§ Exercise brief:
Omit all pictures, then retype exactly the lines from the one that contains "Output a JSON" through the end of the listing.

§ Input rows:
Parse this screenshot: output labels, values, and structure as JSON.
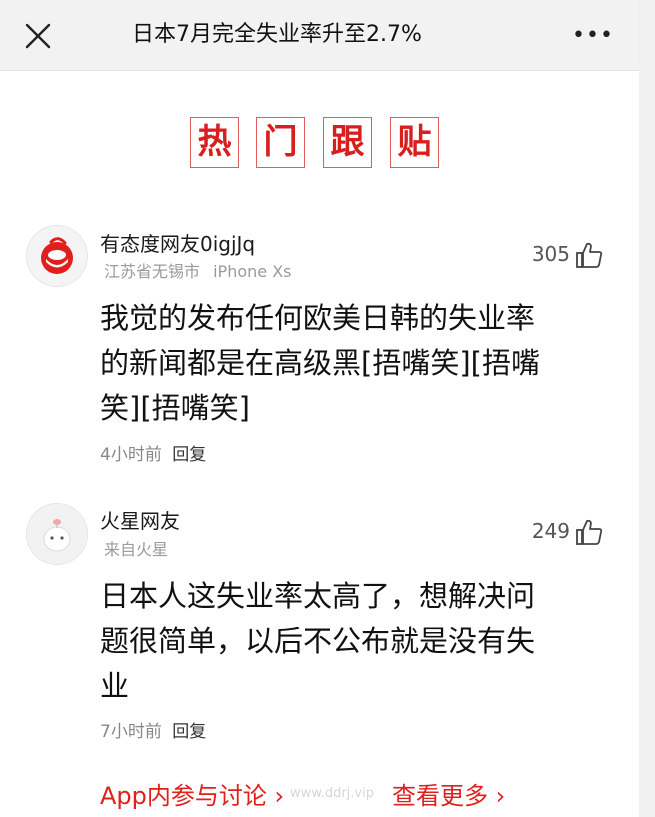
{
  "header": {
    "title": "日本7月完全失业率升至2.7%",
    "more_label": "•••"
  },
  "section": {
    "chars": [
      "热",
      "门",
      "跟",
      "贴"
    ]
  },
  "comments": [
    {
      "user": "有态度网友0igjJq",
      "location": "江苏省无锡市",
      "device": "iPhone Xs",
      "likes": "305",
      "text_lines": [
        "我觉的发布任何欧美日韩的失业率",
        "的新闻都是在高级黑[捂嘴笑][捂嘴",
        "笑][捂嘴笑]"
      ],
      "time": "4小时前",
      "reply_label": "回复"
    },
    {
      "user": "火星网友",
      "location": "来自火星",
      "device": "",
      "likes": "249",
      "text_lines": [
        "日本人这失业率太高了，想解决问",
        "题很简单，以后不公布就是没有失",
        "业"
      ],
      "time": "7小时前",
      "reply_label": "回复"
    }
  ],
  "footer": {
    "app_link": "App内参与讨论 ›",
    "more_link": "查看更多 ›",
    "watermark": "www.ddrj.vip"
  },
  "colors": {
    "accent_red": "#e0201d",
    "topbar_bg": "#f2f2f2"
  }
}
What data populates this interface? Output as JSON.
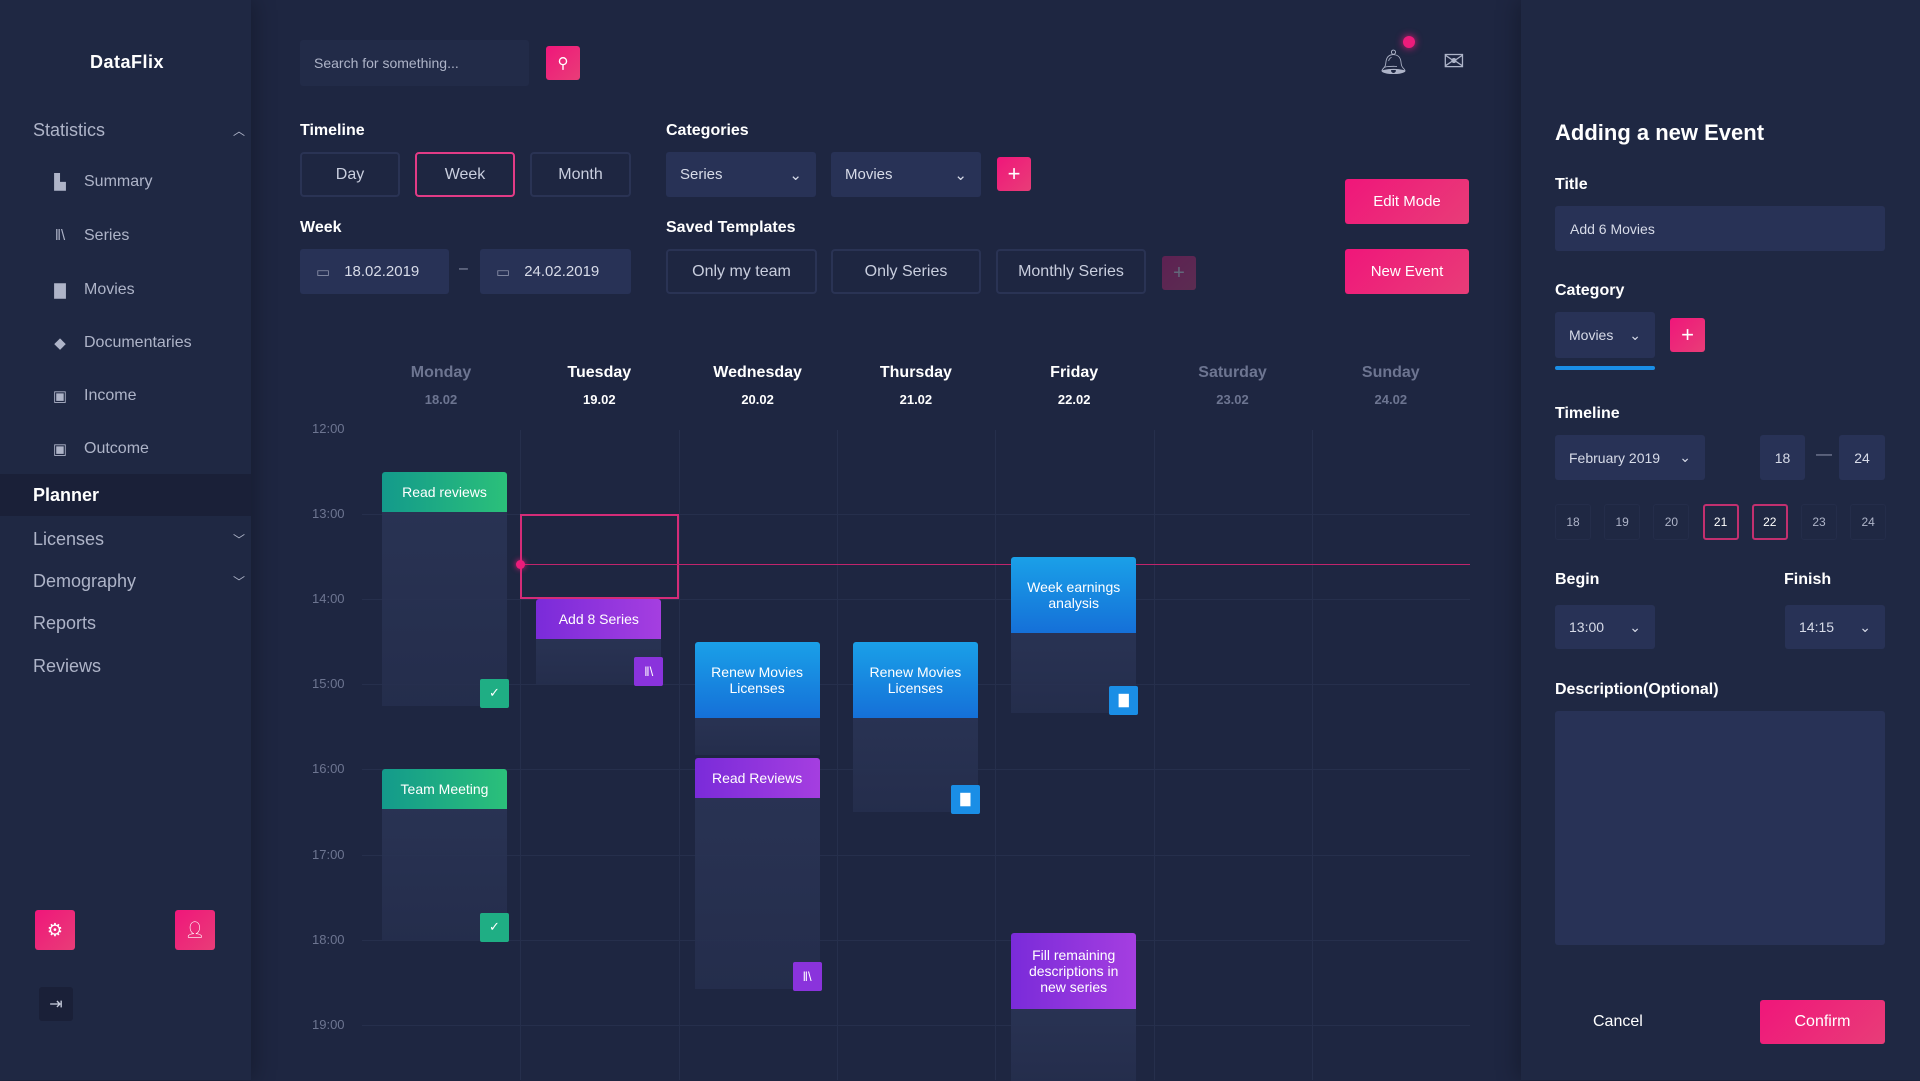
{
  "app": {
    "name": "DataFlix"
  },
  "sidebar": {
    "statistics": {
      "label": "Statistics",
      "items": [
        {
          "label": "Summary",
          "icon": "bar-chart-icon"
        },
        {
          "label": "Series",
          "icon": "books-icon"
        },
        {
          "label": "Movies",
          "icon": "clapperboard-icon"
        },
        {
          "label": "Documentaries",
          "icon": "graduation-cap-icon"
        },
        {
          "label": "Income",
          "icon": "clipboard-in-icon"
        },
        {
          "label": "Outcome",
          "icon": "clipboard-out-icon"
        }
      ]
    },
    "planner": "Planner",
    "licenses": "Licenses",
    "demography": "Demography",
    "reports": "Reports",
    "reviews": "Reviews"
  },
  "header": {
    "search_placeholder": "Search for something..."
  },
  "filters": {
    "timeline_label": "Timeline",
    "timeline_options": [
      "Day",
      "Week",
      "Month"
    ],
    "timeline_selected": "Week",
    "categories_label": "Categories",
    "category1": "Series",
    "category2": "Movies",
    "week_label": "Week",
    "week_start": "18.02.2019",
    "week_end": "24.02.2019",
    "dash": "–",
    "templates_label": "Saved Templates",
    "templates": [
      "Only my team",
      "Only Series",
      "Monthly Series"
    ],
    "edit_mode": "Edit Mode",
    "new_event": "New Event"
  },
  "calendar": {
    "days": [
      {
        "name": "Monday",
        "date": "18.02",
        "active": false
      },
      {
        "name": "Tuesday",
        "date": "19.02",
        "active": true
      },
      {
        "name": "Wednesday",
        "date": "20.02",
        "active": true
      },
      {
        "name": "Thursday",
        "date": "21.02",
        "active": true
      },
      {
        "name": "Friday",
        "date": "22.02",
        "active": true
      },
      {
        "name": "Saturday",
        "date": "23.02",
        "active": false
      },
      {
        "name": "Sunday",
        "date": "24.02",
        "active": false
      }
    ],
    "hours": [
      "12:00",
      "13:00",
      "14:00",
      "15:00",
      "16:00",
      "17:00",
      "18:00",
      "19:00"
    ],
    "current_time": "13:35",
    "selection": {
      "day": 1,
      "start": "13:00",
      "end": "14:00"
    },
    "events": [
      {
        "title": "Read reviews",
        "day": 0,
        "start": "12:30",
        "end": "15:15",
        "color": "green",
        "icon": "check-icon"
      },
      {
        "title": "Team Meeting",
        "day": 0,
        "start": "16:00",
        "end": "18:00",
        "color": "green",
        "icon": "check-icon"
      },
      {
        "title": "Add 8 Series",
        "day": 1,
        "start": "14:00",
        "end": "15:00",
        "color": "purple",
        "icon": "books-icon"
      },
      {
        "title": "Renew Movies Licenses",
        "day": 2,
        "start": "14:30",
        "end": "15:50",
        "color": "blue",
        "icon": ""
      },
      {
        "title": "Read Reviews",
        "day": 2,
        "start": "15:52",
        "end": "18:35",
        "color": "purple",
        "icon": "books-icon"
      },
      {
        "title": "Renew Movies Licenses",
        "day": 3,
        "start": "14:30",
        "end": "16:30",
        "color": "blue",
        "icon": "clapperboard-icon"
      },
      {
        "title": "Week earnings analysis",
        "day": 4,
        "start": "13:30",
        "end": "15:20",
        "color": "blue",
        "icon": "clapperboard-icon"
      },
      {
        "title": "Fill remaining descriptions in new series",
        "day": 4,
        "start": "17:55",
        "end": "19:40",
        "color": "purple",
        "icon": ""
      }
    ]
  },
  "panel": {
    "heading": "Adding a new Event",
    "title_label": "Title",
    "title_value": "Add 6 Movies",
    "category_label": "Category",
    "category_value": "Movies",
    "timeline_label": "Timeline",
    "month_value": "February 2019",
    "range_start": "18",
    "range_end": "24",
    "range_dash": "—",
    "days": [
      {
        "d": "18",
        "sel": false
      },
      {
        "d": "19",
        "sel": false
      },
      {
        "d": "20",
        "sel": false
      },
      {
        "d": "21",
        "sel": true
      },
      {
        "d": "22",
        "sel": true
      },
      {
        "d": "23",
        "sel": false
      },
      {
        "d": "24",
        "sel": false
      }
    ],
    "begin_label": "Begin",
    "begin_value": "13:00",
    "finish_label": "Finish",
    "finish_value": "14:15",
    "description_label": "Description(Optional)",
    "description_value": "",
    "cancel": "Cancel",
    "confirm": "Confirm"
  },
  "colors": {
    "accent": "#ec1c7b",
    "green": "#1fae84",
    "purple": "#8a33dc",
    "blue": "#1a8ee6",
    "bg": "#1e2641"
  }
}
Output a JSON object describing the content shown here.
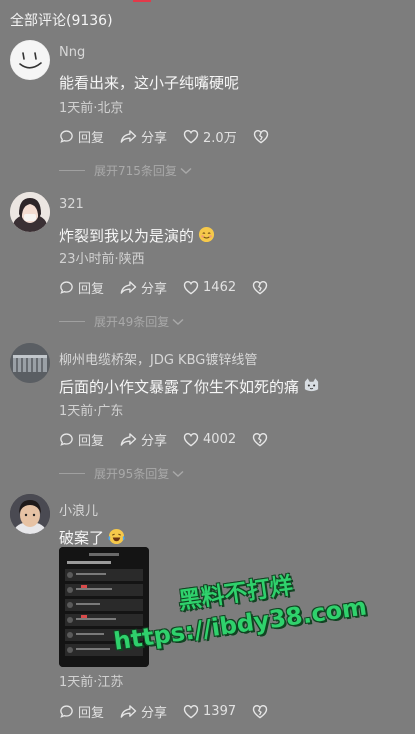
{
  "header": {
    "title": "全部评论(9136)"
  },
  "actions": {
    "reply": "回复",
    "share": "分享"
  },
  "comments": [
    {
      "user": "Nng",
      "text": "能看出来，这小子纯嘴硬呢",
      "meta": "1天前·北京",
      "likes": "2.0万",
      "expand": "展开715条回复"
    },
    {
      "user": "321",
      "text": "炸裂到我以为是演的",
      "meta": "23小时前·陕西",
      "likes": "1462",
      "expand": "展开49条回复"
    },
    {
      "user": "柳州电缆桥架，JDG KBG镀锌线管",
      "text": "后面的小作文暴露了你生不如死的痛",
      "meta": "1天前·广东",
      "likes": "4002",
      "expand": "展开95条回复"
    },
    {
      "user": "小浪儿",
      "text": "破案了",
      "meta": "1天前·江苏",
      "likes": "1397"
    }
  ],
  "watermark": {
    "line1": "黑料不打烊",
    "line2": "https://ibdy38.com"
  },
  "colors": {
    "background": "#7d7d7d",
    "accent": "#e23a4a",
    "watermark": "#2fd16c"
  }
}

§ Solution to the problem:
Output a JSON object describing the content shown here.
{
  "header": {
    "title": "全部评论(9136)"
  },
  "actions": {
    "reply": "回复",
    "share": "分享"
  },
  "comments": [
    {
      "user": "Nng",
      "text": "能看出来，这小子纯嘴硬呢",
      "meta": "1天前·北京",
      "likes": "2.0万",
      "expand": "展开715条回复"
    },
    {
      "user": "321",
      "text": "炸裂到我以为是演的",
      "meta": "23小时前·陕西",
      "likes": "1462",
      "expand": "展开49条回复"
    },
    {
      "user": "柳州电缆桥架，JDG KBG镀锌线管",
      "text": "后面的小作文暴露了你生不如死的痛",
      "meta": "1天前·广东",
      "likes": "4002",
      "expand": "展开95条回复"
    },
    {
      "user": "小浪儿",
      "text": "破案了",
      "meta": "1天前·江苏",
      "likes": "1397"
    }
  ],
  "watermark": {
    "line1": "黑料不打烊",
    "line2": "https://ibdy38.com"
  },
  "colors": {
    "background": "#7d7d7d",
    "accent": "#e23a4a",
    "watermark": "#2fd16c"
  }
}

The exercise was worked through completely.